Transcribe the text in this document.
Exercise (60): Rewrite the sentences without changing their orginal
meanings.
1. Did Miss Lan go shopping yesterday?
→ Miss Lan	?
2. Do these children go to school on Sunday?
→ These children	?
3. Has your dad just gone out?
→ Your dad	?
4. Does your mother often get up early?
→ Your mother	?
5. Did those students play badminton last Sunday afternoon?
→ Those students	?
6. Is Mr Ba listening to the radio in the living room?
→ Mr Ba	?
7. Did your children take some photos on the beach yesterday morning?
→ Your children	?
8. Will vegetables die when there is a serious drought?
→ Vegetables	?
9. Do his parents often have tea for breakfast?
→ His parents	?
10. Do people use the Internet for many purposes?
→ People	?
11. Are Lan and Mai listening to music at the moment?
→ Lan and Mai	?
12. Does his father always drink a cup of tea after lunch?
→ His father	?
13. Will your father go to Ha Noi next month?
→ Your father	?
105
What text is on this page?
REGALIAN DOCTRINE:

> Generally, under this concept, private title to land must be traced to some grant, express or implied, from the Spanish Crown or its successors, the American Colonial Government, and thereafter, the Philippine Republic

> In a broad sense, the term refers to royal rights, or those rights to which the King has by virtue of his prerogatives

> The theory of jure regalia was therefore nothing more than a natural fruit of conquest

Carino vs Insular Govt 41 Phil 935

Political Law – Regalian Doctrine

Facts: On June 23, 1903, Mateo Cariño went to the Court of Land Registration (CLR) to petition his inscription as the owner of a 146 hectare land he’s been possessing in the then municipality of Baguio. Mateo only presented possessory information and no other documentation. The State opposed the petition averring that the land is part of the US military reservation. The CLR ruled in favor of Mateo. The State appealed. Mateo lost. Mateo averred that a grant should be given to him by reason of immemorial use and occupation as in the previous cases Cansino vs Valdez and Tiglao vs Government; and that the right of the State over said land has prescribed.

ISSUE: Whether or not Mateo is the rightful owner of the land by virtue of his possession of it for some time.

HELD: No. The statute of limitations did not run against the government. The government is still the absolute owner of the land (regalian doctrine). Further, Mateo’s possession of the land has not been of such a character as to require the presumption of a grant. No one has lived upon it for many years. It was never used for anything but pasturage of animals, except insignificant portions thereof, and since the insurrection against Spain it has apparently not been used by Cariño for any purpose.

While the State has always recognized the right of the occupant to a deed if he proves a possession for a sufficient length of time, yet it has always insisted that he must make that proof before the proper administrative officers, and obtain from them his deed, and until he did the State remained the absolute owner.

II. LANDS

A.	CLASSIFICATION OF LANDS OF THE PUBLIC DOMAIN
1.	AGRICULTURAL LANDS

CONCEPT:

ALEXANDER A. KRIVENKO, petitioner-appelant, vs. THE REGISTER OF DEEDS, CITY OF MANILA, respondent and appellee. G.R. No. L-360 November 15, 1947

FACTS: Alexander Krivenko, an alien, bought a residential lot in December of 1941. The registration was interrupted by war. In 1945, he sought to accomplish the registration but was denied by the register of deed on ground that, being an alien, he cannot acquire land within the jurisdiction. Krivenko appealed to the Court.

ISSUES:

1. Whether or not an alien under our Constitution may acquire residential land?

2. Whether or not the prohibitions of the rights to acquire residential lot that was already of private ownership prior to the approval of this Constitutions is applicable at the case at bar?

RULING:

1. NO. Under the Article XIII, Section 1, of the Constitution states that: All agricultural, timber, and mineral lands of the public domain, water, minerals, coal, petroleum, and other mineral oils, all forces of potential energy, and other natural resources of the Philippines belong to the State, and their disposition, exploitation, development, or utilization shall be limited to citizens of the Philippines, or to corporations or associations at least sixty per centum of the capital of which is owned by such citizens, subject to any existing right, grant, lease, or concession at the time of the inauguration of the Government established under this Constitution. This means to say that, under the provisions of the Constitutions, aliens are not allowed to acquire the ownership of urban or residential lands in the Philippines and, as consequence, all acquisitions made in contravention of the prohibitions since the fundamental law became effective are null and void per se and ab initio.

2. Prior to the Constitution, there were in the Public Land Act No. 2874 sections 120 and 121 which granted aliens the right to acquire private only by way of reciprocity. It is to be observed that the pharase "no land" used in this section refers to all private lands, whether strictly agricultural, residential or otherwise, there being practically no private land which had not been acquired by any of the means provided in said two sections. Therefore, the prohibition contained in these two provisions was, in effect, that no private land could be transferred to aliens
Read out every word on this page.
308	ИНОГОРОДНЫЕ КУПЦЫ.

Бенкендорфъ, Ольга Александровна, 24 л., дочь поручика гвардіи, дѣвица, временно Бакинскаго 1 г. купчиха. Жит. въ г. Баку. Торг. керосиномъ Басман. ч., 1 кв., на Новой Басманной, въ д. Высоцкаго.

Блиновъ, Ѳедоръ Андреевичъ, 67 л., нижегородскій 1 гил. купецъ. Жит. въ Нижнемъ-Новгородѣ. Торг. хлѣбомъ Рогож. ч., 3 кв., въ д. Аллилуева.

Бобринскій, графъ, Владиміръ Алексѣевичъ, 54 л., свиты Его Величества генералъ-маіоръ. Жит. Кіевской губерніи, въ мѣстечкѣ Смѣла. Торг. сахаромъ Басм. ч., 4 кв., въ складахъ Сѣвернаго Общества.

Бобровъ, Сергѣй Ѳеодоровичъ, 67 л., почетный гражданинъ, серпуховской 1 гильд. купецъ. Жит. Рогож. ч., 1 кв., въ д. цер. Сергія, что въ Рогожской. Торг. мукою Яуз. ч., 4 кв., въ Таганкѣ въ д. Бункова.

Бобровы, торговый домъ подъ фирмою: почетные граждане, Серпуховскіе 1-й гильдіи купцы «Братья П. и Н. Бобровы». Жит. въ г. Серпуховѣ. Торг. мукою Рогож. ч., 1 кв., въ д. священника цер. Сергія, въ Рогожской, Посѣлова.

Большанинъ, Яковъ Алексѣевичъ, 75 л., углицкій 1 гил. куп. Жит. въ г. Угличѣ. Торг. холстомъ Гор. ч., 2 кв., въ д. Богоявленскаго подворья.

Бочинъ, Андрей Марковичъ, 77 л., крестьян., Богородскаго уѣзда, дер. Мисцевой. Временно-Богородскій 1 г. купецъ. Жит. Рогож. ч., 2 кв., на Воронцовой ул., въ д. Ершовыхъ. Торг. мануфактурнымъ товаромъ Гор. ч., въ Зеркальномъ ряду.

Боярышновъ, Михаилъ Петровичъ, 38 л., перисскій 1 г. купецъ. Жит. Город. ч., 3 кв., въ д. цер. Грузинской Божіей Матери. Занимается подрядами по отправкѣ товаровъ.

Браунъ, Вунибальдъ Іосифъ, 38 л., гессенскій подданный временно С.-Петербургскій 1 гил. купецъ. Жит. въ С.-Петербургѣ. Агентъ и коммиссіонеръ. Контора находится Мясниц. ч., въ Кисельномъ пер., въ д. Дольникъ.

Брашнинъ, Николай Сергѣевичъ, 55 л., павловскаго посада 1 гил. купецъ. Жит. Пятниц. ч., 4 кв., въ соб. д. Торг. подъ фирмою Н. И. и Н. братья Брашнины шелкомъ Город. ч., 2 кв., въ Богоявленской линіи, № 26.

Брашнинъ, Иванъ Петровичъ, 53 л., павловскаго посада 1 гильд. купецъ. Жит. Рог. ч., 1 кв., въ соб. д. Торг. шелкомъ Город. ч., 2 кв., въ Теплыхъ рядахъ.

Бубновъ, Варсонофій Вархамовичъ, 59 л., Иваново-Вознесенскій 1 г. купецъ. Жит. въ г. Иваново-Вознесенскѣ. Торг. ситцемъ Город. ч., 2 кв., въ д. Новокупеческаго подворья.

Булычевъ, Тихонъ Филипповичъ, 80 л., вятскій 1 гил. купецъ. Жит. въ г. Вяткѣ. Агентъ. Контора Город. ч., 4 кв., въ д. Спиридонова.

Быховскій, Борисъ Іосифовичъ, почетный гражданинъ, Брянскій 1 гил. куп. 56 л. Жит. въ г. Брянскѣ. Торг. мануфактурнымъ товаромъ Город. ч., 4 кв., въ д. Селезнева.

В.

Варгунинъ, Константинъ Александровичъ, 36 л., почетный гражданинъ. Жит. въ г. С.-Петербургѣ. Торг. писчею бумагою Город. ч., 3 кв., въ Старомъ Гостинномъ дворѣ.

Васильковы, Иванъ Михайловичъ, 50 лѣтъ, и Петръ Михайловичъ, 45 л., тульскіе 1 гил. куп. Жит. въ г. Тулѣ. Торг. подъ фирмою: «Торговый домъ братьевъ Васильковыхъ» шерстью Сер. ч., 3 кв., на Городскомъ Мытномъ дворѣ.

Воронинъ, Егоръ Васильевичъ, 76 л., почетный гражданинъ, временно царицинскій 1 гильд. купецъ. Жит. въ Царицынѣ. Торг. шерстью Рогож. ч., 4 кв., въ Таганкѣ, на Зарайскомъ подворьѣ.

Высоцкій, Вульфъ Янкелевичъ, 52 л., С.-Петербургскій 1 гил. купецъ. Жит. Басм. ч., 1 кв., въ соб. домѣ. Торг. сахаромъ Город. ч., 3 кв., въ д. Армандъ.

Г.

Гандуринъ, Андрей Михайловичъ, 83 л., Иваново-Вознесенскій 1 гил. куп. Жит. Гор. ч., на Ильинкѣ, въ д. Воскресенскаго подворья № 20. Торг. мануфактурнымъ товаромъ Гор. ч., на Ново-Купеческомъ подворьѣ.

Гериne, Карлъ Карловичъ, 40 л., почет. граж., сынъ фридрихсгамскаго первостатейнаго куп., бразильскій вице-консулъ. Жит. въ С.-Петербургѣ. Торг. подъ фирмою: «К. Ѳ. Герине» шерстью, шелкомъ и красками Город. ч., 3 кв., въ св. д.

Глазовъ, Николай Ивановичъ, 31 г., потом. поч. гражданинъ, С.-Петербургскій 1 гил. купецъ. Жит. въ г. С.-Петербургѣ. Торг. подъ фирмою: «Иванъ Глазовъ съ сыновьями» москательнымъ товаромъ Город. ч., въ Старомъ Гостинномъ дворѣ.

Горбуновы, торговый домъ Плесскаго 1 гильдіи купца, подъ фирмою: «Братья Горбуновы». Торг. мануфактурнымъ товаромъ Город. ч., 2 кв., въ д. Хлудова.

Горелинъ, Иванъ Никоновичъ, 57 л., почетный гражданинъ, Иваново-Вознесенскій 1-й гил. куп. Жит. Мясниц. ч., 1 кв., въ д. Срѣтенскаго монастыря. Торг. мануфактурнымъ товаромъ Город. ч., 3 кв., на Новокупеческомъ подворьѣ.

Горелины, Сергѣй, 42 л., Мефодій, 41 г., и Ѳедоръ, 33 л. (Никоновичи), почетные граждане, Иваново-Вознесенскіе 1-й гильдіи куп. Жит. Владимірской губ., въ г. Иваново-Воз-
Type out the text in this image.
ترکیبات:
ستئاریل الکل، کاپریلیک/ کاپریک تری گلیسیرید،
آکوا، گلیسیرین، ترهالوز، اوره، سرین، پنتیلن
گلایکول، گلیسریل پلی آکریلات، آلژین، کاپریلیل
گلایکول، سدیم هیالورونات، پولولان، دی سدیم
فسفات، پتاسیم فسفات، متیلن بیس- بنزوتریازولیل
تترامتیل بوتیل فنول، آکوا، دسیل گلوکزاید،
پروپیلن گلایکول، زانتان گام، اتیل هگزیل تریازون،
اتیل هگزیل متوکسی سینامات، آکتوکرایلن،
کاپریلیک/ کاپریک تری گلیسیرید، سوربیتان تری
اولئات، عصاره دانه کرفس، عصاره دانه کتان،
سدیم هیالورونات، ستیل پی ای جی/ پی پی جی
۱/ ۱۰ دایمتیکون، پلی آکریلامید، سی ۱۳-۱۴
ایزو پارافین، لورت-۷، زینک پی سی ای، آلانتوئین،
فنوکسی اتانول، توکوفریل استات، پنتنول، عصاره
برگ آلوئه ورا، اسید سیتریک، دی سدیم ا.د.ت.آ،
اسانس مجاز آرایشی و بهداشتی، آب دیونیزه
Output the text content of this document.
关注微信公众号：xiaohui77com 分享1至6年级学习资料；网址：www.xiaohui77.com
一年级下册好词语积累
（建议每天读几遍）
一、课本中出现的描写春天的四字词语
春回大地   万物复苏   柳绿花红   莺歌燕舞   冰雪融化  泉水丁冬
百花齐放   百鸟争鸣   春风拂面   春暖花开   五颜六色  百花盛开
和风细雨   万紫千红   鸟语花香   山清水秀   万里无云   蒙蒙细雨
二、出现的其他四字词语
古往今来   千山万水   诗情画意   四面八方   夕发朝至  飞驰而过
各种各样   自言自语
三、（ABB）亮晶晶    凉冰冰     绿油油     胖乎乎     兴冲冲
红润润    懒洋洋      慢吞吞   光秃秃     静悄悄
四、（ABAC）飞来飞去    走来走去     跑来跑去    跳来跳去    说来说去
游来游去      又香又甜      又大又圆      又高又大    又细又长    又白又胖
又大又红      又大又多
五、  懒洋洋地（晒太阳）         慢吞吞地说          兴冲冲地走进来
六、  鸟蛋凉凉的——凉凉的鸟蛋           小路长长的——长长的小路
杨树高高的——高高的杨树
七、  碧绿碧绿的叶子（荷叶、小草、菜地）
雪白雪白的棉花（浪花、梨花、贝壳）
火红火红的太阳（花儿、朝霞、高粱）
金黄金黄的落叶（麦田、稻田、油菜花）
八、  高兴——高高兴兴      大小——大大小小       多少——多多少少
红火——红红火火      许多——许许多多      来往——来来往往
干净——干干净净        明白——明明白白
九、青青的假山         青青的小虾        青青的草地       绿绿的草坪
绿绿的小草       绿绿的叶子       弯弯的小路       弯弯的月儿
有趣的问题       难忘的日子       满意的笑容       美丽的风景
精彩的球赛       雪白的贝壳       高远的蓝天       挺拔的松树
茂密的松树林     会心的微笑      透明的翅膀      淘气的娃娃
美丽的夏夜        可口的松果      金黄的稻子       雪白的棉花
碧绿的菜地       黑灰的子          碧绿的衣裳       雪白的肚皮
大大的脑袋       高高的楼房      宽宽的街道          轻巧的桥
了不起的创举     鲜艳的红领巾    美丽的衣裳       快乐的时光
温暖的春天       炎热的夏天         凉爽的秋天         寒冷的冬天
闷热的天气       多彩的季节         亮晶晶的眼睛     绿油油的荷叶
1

--

Direction
What are the lines from the one with "Output the text content of this document." through the last line of the records above? Quote them exactly and add nothing.

Answer for this exercise
Output the text content of this document.
关注微信公众号：xiaohui77com 分享1至6年级学习资料；网址：www.xiaohui77.com
一年级下册好词语积累
（建议每天读几遍）
一、课本中出现的描写春天的四字词语
春回大地   万物复苏   柳绿花红   莺歌燕舞   冰雪融化  泉水丁冬
百花齐放   百鸟争鸣   春风拂面   春暖花开   五颜六色  百花盛开
和风细雨   万紫千红   鸟语花香   山清水秀   万里无云   蒙蒙细雨
二、出现的其他四字词语
古往今来   千山万水   诗情画意   四面八方   夕发朝至  飞驰而过
各种各样   自言自语
三、（ABB）亮晶晶    凉冰冰     绿油油     胖乎乎     兴冲冲
红润润    懒洋洋      慢吞吞   光秃秃     静悄悄
四、（ABAC）飞来飞去    走来走去     跑来跑去    跳来跳去    说来说去
游来游去      又香又甜      又大又圆      又高又大    又细又长    又白又胖
又大又红      又大又多
五、  懒洋洋地（晒太阳）         慢吞吞地说          兴冲冲地走进来
六、  鸟蛋凉凉的——凉凉的鸟蛋           小路长长的——长长的小路
杨树高高的——高高的杨树
七、  碧绿碧绿的叶子（荷叶、小草、菜地）
雪白雪白的棉花（浪花、梨花、贝壳）
火红火红的太阳（花儿、朝霞、高粱）
金黄金黄的落叶（麦田、稻田、油菜花）
八、  高兴——高高兴兴      大小——大大小小       多少——多多少少
红火——红红火火      许多——许许多多      来往——来来往往
干净——干干净净        明白——明明白白
九、青青的假山         青青的小虾        青青的草地       绿绿的草坪
绿绿的小草       绿绿的叶子       弯弯的小路       弯弯的月儿
有趣的问题       难忘的日子       满意的笑容       美丽的风景
精彩的球赛       雪白的贝壳       高远的蓝天       挺拔的松树
茂密的松树林     会心的微笑      透明的翅膀      淘气的娃娃
美丽的夏夜        可口的松果      金黄的稻子       雪白的棉花
碧绿的菜地       黑灰的子          碧绿的衣裳       雪白的肚皮
大大的脑袋       高高的楼房      宽宽的街道          轻巧的桥
了不起的创举     鲜艳的红领巾    美丽的衣裳       快乐的时光
温暖的春天       炎热的夏天         凉爽的秋天         寒冷的冬天
闷热的天气       多彩的季节         亮晶晶的眼睛     绿油油的荷叶
1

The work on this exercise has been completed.